_AIM OF THE TASK_. Extract all lines that hold the string "started".

Part of a data file:
★ ★ ★ ★

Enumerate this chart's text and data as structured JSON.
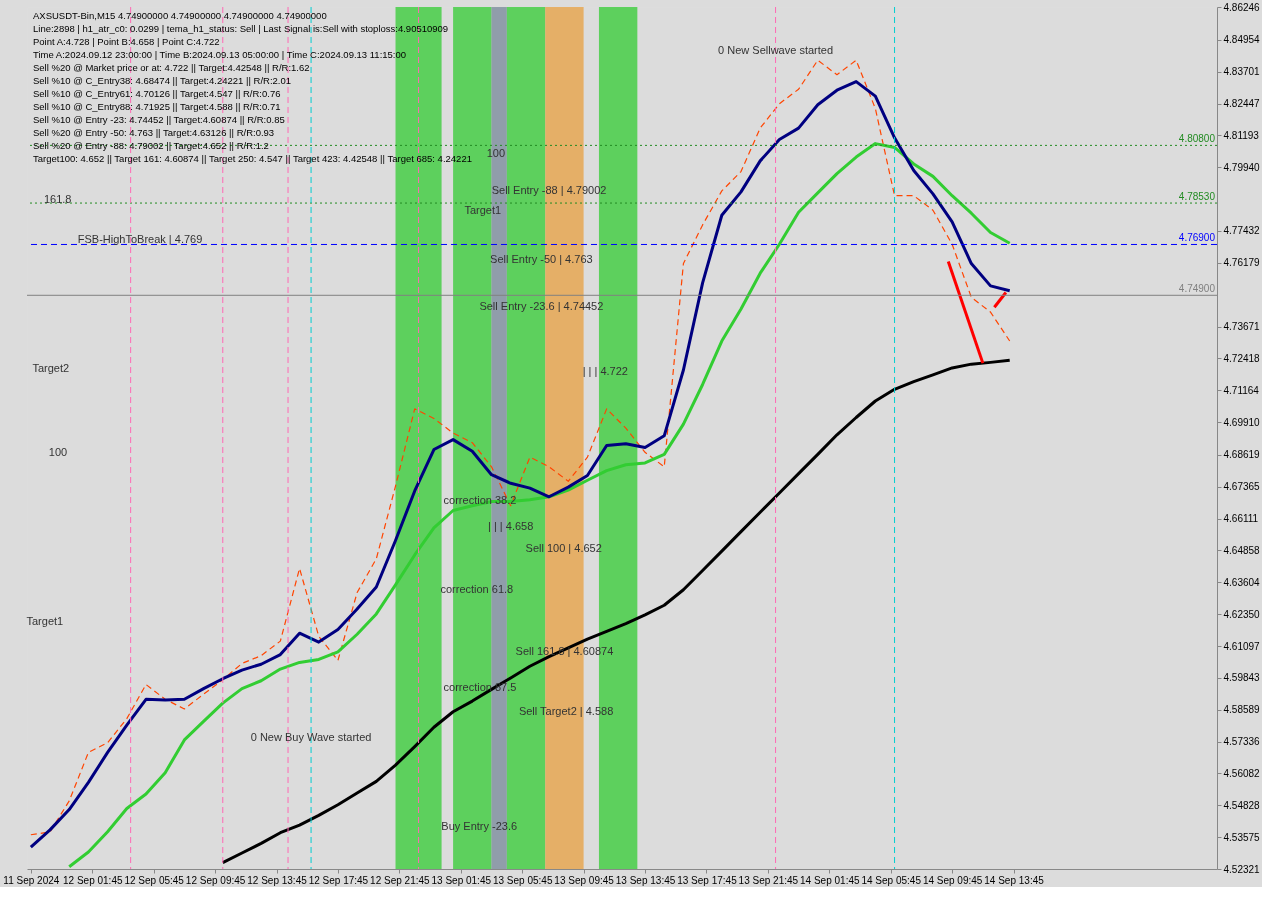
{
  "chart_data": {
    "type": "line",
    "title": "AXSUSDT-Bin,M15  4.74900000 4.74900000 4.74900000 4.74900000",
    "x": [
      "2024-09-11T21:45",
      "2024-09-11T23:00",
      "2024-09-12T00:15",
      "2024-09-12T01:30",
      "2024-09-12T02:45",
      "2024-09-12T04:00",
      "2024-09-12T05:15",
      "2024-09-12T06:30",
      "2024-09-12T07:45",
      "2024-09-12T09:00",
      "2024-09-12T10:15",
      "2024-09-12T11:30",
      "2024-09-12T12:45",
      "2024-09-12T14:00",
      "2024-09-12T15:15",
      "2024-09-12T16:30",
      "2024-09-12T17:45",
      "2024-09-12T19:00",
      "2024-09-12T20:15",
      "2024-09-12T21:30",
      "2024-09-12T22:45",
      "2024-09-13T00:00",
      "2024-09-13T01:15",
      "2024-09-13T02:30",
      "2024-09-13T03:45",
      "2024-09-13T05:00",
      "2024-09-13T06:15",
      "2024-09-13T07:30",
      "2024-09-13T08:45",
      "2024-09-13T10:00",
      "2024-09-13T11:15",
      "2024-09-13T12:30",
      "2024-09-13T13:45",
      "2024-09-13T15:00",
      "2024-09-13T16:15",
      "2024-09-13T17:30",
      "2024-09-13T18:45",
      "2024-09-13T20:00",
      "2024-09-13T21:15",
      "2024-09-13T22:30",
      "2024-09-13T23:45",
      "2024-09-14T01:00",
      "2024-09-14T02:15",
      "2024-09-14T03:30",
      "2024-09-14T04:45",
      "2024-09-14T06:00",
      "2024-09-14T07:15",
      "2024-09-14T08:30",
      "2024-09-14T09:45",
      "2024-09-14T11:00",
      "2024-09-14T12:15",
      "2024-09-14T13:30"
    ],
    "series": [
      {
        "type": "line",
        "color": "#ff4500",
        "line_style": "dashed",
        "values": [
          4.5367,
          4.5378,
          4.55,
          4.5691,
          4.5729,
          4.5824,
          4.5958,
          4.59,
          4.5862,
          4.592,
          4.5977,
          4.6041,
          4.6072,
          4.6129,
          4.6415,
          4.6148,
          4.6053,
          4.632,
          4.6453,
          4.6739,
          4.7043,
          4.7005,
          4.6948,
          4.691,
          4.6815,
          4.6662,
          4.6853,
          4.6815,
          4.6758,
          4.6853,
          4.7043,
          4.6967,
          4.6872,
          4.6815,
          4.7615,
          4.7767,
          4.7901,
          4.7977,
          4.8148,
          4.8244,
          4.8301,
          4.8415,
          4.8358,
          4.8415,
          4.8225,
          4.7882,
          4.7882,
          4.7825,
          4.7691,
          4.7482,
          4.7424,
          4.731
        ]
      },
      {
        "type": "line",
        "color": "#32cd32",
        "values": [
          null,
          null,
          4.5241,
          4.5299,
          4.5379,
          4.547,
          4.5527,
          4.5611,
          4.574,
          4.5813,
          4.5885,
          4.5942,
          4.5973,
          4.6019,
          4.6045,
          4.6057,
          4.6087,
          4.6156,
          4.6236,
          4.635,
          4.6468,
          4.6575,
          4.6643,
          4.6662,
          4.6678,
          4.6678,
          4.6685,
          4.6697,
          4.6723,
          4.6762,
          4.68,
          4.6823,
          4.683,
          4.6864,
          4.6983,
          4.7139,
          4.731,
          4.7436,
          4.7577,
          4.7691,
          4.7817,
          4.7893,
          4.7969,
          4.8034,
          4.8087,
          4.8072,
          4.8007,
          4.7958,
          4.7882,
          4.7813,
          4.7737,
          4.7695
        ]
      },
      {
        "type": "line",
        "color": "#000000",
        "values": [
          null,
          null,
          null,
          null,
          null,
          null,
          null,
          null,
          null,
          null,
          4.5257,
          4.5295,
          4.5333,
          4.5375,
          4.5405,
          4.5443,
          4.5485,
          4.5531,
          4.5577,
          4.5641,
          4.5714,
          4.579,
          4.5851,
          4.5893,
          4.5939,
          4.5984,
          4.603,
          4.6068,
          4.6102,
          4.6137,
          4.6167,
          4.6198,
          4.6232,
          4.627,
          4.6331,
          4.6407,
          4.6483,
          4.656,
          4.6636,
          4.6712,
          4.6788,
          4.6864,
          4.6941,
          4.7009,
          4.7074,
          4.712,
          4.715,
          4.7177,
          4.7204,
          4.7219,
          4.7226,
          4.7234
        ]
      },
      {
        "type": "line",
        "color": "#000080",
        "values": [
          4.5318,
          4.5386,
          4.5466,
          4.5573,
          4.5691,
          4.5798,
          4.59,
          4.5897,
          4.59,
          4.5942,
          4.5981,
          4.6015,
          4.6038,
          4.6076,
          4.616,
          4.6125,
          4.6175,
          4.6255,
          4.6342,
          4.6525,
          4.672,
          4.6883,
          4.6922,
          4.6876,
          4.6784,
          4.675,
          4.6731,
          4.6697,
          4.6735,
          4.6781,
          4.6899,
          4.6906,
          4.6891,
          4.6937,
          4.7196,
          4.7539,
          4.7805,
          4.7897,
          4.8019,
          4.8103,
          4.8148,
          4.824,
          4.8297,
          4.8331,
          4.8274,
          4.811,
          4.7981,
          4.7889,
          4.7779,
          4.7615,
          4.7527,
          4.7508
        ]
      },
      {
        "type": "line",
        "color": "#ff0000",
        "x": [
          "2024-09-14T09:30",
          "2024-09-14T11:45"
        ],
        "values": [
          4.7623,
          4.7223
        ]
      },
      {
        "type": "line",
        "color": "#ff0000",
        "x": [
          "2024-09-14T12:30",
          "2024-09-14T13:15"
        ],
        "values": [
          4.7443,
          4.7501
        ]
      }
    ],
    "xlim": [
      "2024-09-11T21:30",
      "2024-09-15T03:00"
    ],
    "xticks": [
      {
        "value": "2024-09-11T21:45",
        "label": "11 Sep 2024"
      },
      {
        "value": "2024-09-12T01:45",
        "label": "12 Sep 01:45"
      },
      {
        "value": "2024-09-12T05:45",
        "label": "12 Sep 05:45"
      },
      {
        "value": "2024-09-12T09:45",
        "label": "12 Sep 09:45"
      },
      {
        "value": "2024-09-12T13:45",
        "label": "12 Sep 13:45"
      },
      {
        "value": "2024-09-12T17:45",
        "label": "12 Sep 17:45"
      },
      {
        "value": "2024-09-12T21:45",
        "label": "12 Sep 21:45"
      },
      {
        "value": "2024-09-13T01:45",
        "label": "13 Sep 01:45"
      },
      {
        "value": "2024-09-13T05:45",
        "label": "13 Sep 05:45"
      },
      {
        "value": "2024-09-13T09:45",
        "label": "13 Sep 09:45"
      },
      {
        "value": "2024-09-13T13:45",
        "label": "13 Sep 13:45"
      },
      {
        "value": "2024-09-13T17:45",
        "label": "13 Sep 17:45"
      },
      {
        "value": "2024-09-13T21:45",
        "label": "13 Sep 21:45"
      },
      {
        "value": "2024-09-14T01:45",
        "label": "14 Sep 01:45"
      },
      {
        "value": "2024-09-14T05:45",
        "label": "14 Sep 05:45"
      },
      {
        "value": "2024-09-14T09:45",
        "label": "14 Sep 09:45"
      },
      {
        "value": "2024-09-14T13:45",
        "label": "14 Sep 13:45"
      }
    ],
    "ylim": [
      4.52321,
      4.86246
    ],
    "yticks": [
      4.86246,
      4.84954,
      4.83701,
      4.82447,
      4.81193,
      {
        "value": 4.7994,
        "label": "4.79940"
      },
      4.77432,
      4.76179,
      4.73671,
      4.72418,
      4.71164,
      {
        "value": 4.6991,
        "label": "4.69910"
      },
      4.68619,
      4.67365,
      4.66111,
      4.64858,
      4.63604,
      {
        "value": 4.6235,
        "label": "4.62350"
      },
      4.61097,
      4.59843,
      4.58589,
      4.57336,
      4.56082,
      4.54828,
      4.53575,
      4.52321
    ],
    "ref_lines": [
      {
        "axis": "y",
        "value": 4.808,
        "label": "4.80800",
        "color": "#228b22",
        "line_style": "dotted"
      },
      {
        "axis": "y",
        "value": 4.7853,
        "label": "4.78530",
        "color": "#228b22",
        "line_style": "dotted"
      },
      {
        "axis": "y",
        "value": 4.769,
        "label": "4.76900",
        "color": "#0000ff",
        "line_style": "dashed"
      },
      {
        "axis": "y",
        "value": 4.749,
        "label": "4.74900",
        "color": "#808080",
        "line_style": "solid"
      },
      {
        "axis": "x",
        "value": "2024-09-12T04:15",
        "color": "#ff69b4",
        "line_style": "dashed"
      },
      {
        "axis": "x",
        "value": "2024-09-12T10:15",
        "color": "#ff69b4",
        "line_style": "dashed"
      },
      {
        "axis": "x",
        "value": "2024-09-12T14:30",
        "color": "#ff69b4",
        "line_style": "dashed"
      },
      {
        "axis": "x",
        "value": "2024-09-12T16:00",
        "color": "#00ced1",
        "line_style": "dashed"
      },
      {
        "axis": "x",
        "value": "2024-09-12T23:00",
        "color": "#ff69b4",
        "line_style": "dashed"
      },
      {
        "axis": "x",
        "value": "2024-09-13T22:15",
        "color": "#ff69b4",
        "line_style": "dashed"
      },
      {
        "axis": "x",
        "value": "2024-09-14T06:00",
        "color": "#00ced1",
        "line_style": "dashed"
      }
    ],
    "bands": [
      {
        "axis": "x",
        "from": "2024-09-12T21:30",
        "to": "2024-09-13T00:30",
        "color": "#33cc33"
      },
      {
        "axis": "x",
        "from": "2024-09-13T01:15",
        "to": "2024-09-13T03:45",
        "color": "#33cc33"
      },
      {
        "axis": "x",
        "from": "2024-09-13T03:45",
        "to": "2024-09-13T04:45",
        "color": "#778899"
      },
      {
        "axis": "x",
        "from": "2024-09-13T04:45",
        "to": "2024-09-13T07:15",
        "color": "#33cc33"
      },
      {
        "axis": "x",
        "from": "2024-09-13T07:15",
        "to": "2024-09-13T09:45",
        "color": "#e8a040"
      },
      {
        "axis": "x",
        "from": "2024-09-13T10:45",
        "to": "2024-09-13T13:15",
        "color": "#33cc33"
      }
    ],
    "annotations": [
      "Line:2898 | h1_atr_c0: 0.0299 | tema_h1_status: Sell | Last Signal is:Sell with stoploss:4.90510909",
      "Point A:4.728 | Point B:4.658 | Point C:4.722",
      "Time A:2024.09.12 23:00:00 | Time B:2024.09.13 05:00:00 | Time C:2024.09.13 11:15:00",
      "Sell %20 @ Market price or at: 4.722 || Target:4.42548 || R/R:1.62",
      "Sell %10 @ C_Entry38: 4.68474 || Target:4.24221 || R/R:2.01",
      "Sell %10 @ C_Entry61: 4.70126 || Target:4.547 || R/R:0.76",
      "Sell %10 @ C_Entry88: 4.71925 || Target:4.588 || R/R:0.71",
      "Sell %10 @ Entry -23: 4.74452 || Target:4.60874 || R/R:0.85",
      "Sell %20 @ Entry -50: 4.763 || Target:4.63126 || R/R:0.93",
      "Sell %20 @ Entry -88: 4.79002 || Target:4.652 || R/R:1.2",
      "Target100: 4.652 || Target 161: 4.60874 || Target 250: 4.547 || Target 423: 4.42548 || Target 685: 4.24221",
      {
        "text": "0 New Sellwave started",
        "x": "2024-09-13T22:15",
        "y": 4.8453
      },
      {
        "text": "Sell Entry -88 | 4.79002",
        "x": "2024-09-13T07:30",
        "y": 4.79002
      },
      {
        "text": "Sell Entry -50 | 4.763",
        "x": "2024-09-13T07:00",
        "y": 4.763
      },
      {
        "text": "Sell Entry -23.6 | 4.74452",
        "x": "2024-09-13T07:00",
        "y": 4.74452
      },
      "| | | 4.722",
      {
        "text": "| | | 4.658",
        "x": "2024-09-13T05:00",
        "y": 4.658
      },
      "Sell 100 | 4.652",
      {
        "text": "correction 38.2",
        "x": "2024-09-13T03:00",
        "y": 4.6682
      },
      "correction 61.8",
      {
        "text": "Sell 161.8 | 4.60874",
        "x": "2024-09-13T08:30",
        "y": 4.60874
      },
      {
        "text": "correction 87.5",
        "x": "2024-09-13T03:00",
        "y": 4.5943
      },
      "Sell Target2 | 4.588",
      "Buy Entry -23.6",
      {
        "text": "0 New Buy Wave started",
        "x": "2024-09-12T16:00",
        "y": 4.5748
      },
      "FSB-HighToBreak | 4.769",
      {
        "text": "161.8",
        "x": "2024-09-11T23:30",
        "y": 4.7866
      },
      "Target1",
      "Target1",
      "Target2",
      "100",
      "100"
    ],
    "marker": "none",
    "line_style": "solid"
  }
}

★ ★ ★ ★

_EXERCISE SOLUTION_.
        "text": "0 New Sellwave started",
        "text": "0 New Buy Wave started",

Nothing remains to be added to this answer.